It is still kind of hard to get a sense of what this project is. To be honest, I didn't even fully get it until I'd managed to get it installed and play with it a little. This is my understanding of the project, someone who is more closely involved can probably correct any errors I might be making here.
MediaGoblin is a backend system for hosting "media". Part of the big idea is that "media" potentially includes any kind of thing you want to host. It's first incarnation was really just for photos/still images (like piwigo or gallery), but now also handles video, audio, "raw" images, PDF, .stl 3d models, Ascii Art, and apparently blog-style HTML text. I'm not sure if it's planned, but I'd expect it to also end up with support for .svg graphics, additional document formats (.odf, etc) and various others as interest develops. I, personally, would love to see .epub support.
MediaGoblin's main purpose is to take uploaded media and catalog it, tag it, generate "thumbnail"images, and perform any additional processing needed (such as producing legally-free format media for streaming and/or download - this IS a GNU-affiliated project after all.) It also handles authentication, access control, generation of the HTML for the pages that present the media, and so on. It is NOT (really) the frontend - they assume you have your own webserver. (There is a minimal python web-server script included can be used but it's not really intended for more than basic testing.

Work order A
In the MediaGoblin text, what kind of media did the project's first incarnation handle?
Work order B
Carry the MediaGoblin description on past its last sentence.
The records play no part in what is asked here.

(Document structure recognition records)

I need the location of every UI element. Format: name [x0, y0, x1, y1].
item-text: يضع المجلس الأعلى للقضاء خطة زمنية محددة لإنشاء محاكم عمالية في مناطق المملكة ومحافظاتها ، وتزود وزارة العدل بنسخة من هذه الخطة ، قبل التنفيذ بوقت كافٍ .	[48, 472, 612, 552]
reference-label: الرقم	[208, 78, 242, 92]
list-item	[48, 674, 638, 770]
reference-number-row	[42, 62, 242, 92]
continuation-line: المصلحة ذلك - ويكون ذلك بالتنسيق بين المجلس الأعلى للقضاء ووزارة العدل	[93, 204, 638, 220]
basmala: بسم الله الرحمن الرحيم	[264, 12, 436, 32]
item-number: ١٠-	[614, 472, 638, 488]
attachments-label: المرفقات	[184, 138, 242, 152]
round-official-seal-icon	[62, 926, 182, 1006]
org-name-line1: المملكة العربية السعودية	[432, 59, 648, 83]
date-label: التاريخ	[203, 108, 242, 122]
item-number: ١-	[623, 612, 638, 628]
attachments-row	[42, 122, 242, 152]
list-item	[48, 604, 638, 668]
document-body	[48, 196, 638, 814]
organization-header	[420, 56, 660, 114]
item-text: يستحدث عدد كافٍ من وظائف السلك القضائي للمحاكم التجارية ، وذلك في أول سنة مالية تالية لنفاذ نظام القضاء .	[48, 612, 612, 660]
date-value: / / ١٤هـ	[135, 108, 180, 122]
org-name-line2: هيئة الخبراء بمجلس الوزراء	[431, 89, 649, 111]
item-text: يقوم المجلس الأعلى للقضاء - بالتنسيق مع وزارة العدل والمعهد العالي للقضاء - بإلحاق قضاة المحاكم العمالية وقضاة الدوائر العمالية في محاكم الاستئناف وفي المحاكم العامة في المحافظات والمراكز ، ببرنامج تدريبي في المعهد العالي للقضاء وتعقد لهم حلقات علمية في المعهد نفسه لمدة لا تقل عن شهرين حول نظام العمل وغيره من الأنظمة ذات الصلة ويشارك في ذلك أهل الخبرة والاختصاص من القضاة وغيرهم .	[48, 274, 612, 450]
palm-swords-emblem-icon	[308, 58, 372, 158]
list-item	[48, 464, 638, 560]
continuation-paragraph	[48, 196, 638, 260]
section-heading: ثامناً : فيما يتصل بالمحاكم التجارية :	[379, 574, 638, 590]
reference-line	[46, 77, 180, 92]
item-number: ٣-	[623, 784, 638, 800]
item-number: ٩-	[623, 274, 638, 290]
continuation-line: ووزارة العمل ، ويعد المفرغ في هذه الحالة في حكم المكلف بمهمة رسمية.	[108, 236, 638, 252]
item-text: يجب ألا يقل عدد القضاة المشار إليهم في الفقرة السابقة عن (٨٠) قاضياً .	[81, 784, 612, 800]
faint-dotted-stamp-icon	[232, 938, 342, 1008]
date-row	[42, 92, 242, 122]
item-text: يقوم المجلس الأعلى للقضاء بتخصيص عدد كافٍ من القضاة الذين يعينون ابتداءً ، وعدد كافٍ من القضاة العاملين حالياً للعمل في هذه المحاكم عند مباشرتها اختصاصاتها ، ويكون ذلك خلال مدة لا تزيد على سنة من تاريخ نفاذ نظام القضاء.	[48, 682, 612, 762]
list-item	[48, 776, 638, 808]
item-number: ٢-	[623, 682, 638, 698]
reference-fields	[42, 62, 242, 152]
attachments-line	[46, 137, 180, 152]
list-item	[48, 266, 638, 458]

Reply A
Photos and still images.

Reply B
There is currently a focus on developing federation, meaning people can run their own individual hosts with their own login accounts, but be able to use and share media between different hosts without needing separate accounts on all of them. This will make it easy to spread out the hosting and mirroring of media across different servers in different places, which will be useful for load-spreading (like bittorrent) and for "censorship-resistance". (For a large organization with a worldwide spread of MediaGoblin instances, it could be like a Streisand-effect amplifier...)
The buzzword version of the description goes something like this: it's a unified (because this one system handles more or less all types of "content"), decentralized (because multiple independent servers can allow data-sharing and authentication with each other to prevent loss of one server from stopping access to media), federated (that's the buzzword for "one server can be told to trust another server's authentication" thing) system for hosting any "content" (or "media" if you prefer) that you want.
The short version is that it does the same sort of thing as flickr(/piwigo/gallery/picasa...), youtube(/vimeo, etc), soundcloud(/jamendo etc), wordpress, and various others, but it does it all in one interface in a way that the owners have control over so that (for example) some buttnugget can't shut off your video by just telling Google that the sound of birds in the background of your video is pirated music.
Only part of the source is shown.